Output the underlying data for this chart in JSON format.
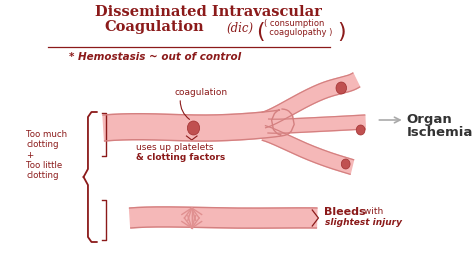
{
  "bg_color": "#ffffff",
  "title_line1": "Disseminated Intravascular",
  "title_line2": "Coagulation",
  "title_dic": "(dic)",
  "title_consumption": "( consumption",
  "title_coagulopathy": "  coagulopathy )",
  "hemostasis": "* Hemostasis ~ out of control",
  "coagulation_label": "coagulation",
  "platelets_label1": "uses up platelets",
  "platelets_label2": "& clotting factors",
  "organ_label1": "Organ",
  "organ_label2": "Ischemia",
  "too_much_label": "Too much\nclotting\n+\nToo little\nclotting",
  "bleeds_label1": "Bleeds",
  "bleeds_label2": " with",
  "bleeds_label3": "slightest injury",
  "dark_red": "#8B1A1A",
  "vessel_fill": "#f5b8b8",
  "vessel_edge": "#d48080",
  "clot_color": "#c05050",
  "organ_color": "#333333",
  "bracket_color": "#8B1A1A",
  "underline_color": "#8B1A1A"
}
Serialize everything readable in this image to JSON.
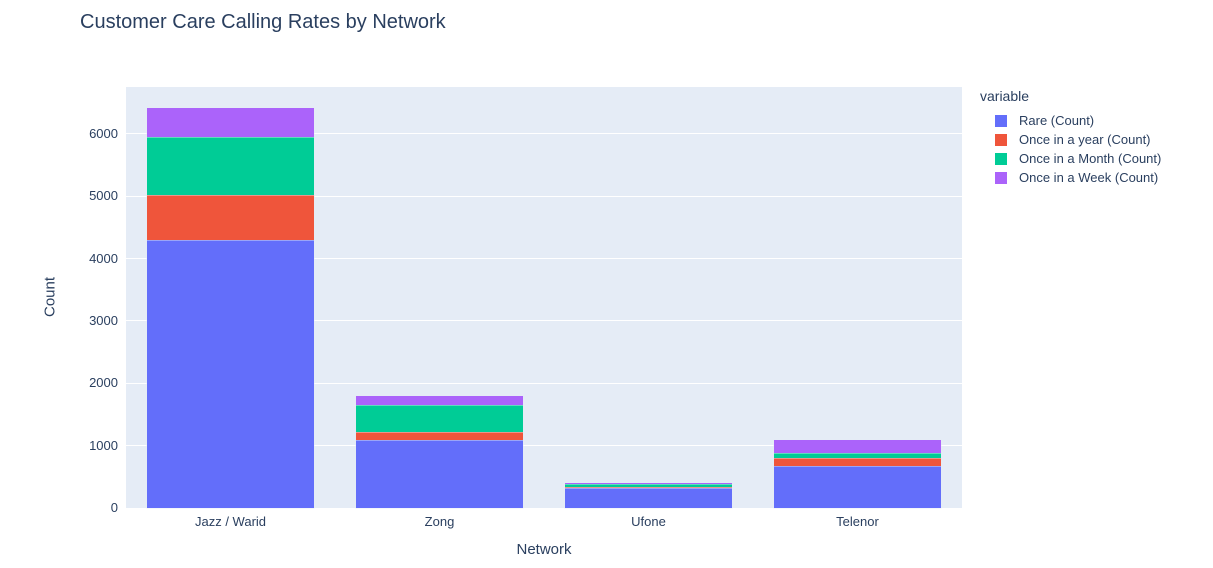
{
  "chart_data": {
    "type": "bar",
    "stacked": true,
    "title": "Customer Care Calling Rates by Network",
    "xlabel": "Network",
    "ylabel": "Count",
    "legend_title": "variable",
    "legend_position": "right",
    "grid": true,
    "categories": [
      "Jazz / Warid",
      "Zong",
      "Ufone",
      "Telenor"
    ],
    "series": [
      {
        "name": "Rare (Count)",
        "color": "#636EFA",
        "values": [
          4300,
          1090,
          325,
          675
        ]
      },
      {
        "name": "Once in a year (Count)",
        "color": "#EF553B",
        "values": [
          720,
          130,
          5,
          120
        ]
      },
      {
        "name": "Once in a Month (Count)",
        "color": "#00CC96",
        "values": [
          930,
          430,
          60,
          95
        ]
      },
      {
        "name": "Once in a Week (Count)",
        "color": "#AB63FA",
        "values": [
          465,
          145,
          5,
          200
        ]
      }
    ],
    "yticks": [
      0,
      1000,
      2000,
      3000,
      4000,
      5000,
      6000
    ],
    "ylim": [
      0,
      6750
    ],
    "colors": {
      "plot_background": "#E5ECF6",
      "paper_background": "#FFFFFF",
      "grid": "#FFFFFF",
      "text": "#2A3F5F"
    }
  }
}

....

*WHAT TO DO*. Leaving all pictures aside, quote each record exactly.

*SOLUTION BELOW*.
Output the underlying data for this chart in JSON format.
{
  "bg_color": "#ffffff",
  "title_line1": "Disseminated Intravascular",
  "title_line2": "Coagulation",
  "title_dic": "(dic)",
  "title_consumption": "( consumption",
  "title_coagulopathy": "  coagulopathy )",
  "hemostasis": "* Hemostasis ~ out of control",
  "coagulation_label": "coagulation",
  "platelets_label1": "uses up platelets",
  "platelets_label2": "& clotting factors",
  "organ_label1": "Organ",
  "organ_label2": "Ischemia",
  "too_much_label": "Too much\nclotting\n+\nToo little\nclotting",
  "bleeds_label1": "Bleeds",
  "bleeds_label2": " with",
  "bleeds_label3": "slightest injury",
  "dark_red": "#8B1A1A",
  "vessel_fill": "#f5b8b8",
  "vessel_edge": "#d48080",
  "clot_color": "#c05050",
  "organ_color": "#333333",
  "bracket_color": "#8B1A1A",
  "underline_color": "#8B1A1A"
}
Serialize everything readable in this image to JSON.
{
  "chart_data": {
    "type": "bar",
    "stacked": true,
    "title": "Customer Care Calling Rates by Network",
    "xlabel": "Network",
    "ylabel": "Count",
    "legend_title": "variable",
    "legend_position": "right",
    "grid": true,
    "categories": [
      "Jazz / Warid",
      "Zong",
      "Ufone",
      "Telenor"
    ],
    "series": [
      {
        "name": "Rare (Count)",
        "color": "#636EFA",
        "values": [
          4300,
          1090,
          325,
          675
        ]
      },
      {
        "name": "Once in a year (Count)",
        "color": "#EF553B",
        "values": [
          720,
          130,
          5,
          120
        ]
      },
      {
        "name": "Once in a Month (Count)",
        "color": "#00CC96",
        "values": [
          930,
          430,
          60,
          95
        ]
      },
      {
        "name": "Once in a Week (Count)",
        "color": "#AB63FA",
        "values": [
          465,
          145,
          5,
          200
        ]
      }
    ],
    "yticks": [
      0,
      1000,
      2000,
      3000,
      4000,
      5000,
      6000
    ],
    "ylim": [
      0,
      6750
    ],
    "colors": {
      "plot_background": "#E5ECF6",
      "paper_background": "#FFFFFF",
      "grid": "#FFFFFF",
      "text": "#2A3F5F"
    }
  }
}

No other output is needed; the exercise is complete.